_STATED GOAL_. Below is a listing. Gather each line of it that contains "data".

_RAW RECORDS_.
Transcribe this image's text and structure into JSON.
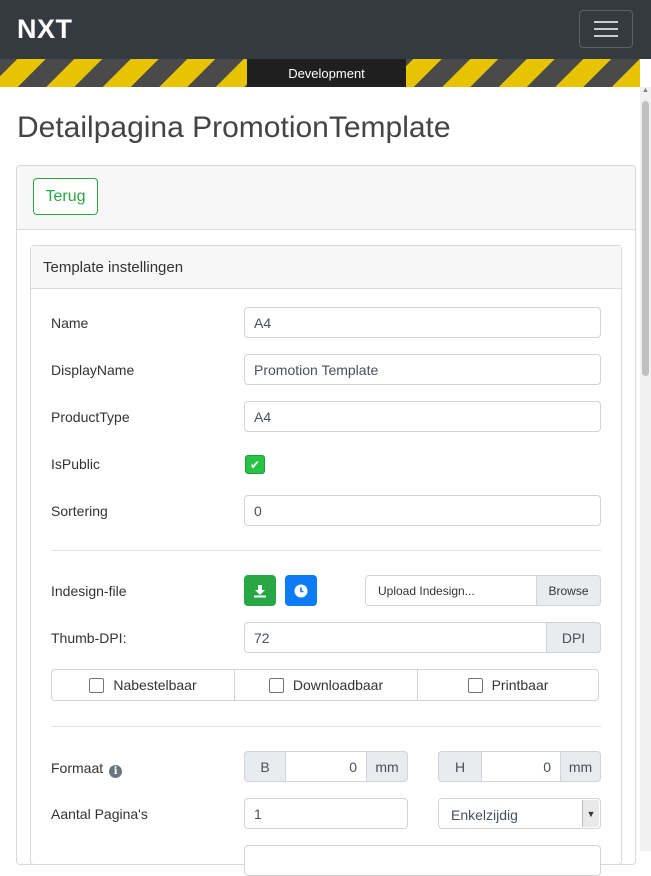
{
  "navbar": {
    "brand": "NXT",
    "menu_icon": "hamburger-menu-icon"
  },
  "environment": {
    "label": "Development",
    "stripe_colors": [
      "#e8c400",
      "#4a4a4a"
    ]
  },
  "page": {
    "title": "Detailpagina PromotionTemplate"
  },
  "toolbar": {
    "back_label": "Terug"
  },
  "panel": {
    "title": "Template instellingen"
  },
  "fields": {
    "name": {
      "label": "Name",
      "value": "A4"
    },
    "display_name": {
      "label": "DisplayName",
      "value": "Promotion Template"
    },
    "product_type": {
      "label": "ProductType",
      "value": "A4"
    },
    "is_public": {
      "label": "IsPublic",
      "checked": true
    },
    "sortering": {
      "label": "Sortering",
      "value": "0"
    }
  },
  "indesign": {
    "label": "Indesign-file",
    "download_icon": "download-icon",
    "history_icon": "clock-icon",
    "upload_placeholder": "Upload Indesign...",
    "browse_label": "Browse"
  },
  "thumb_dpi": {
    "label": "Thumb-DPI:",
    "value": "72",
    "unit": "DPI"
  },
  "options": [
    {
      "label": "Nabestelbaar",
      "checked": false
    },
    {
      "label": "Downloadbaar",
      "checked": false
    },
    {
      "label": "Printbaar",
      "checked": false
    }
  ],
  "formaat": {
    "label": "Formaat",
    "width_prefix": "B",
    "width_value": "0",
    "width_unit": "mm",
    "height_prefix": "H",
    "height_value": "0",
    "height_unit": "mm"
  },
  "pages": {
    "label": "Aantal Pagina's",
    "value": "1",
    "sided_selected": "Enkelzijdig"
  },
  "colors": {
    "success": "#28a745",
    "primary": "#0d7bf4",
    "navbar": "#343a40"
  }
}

---

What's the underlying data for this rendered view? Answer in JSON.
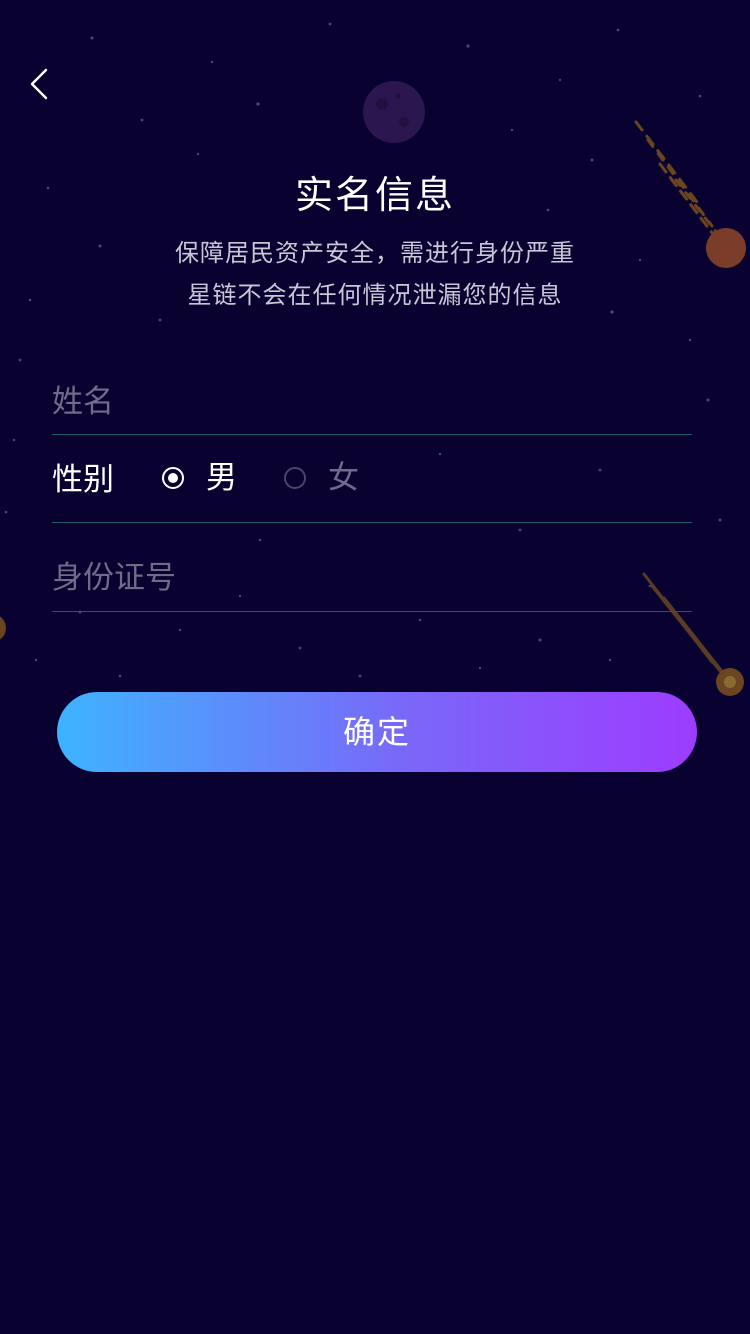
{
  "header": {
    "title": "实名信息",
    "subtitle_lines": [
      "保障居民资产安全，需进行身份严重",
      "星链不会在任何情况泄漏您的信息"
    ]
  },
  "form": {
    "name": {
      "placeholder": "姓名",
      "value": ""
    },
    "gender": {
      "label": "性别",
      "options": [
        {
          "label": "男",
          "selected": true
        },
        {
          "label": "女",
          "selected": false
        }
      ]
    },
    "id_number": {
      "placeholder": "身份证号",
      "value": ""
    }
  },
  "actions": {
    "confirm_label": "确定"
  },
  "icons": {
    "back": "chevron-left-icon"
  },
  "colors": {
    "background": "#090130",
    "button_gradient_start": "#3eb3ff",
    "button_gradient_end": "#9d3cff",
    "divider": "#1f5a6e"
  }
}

--

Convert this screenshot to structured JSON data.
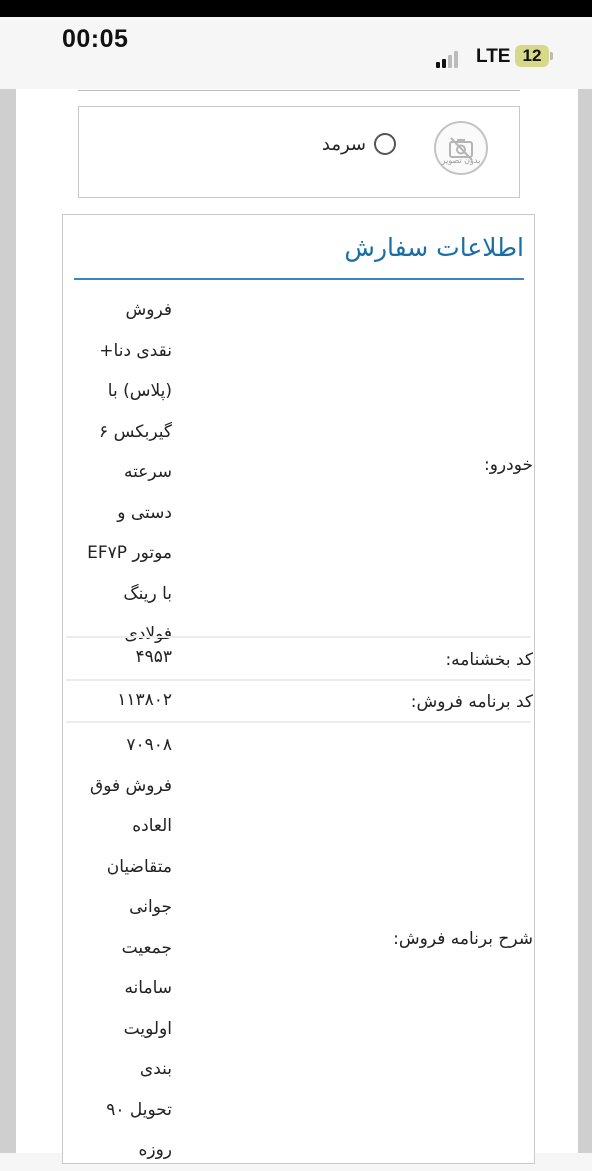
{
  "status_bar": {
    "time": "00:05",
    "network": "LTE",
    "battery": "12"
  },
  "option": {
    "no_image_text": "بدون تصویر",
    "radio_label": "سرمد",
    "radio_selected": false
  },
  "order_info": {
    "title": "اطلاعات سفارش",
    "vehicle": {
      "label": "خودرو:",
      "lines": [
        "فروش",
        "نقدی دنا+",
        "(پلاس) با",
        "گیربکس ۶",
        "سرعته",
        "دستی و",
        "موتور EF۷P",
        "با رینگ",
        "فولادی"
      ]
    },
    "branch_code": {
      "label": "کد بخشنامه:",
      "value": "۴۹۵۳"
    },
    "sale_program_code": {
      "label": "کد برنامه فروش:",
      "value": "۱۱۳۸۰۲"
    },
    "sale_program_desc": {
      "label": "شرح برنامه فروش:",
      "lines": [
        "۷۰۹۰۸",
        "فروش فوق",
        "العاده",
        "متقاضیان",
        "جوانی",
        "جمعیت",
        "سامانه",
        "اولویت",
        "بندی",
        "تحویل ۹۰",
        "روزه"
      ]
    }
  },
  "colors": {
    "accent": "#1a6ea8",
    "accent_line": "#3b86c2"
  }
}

_WRITTEN ANSWER_.
What's the underlying data for this rendered view? Answer in JSON.
Convert this screenshot to structured JSON data.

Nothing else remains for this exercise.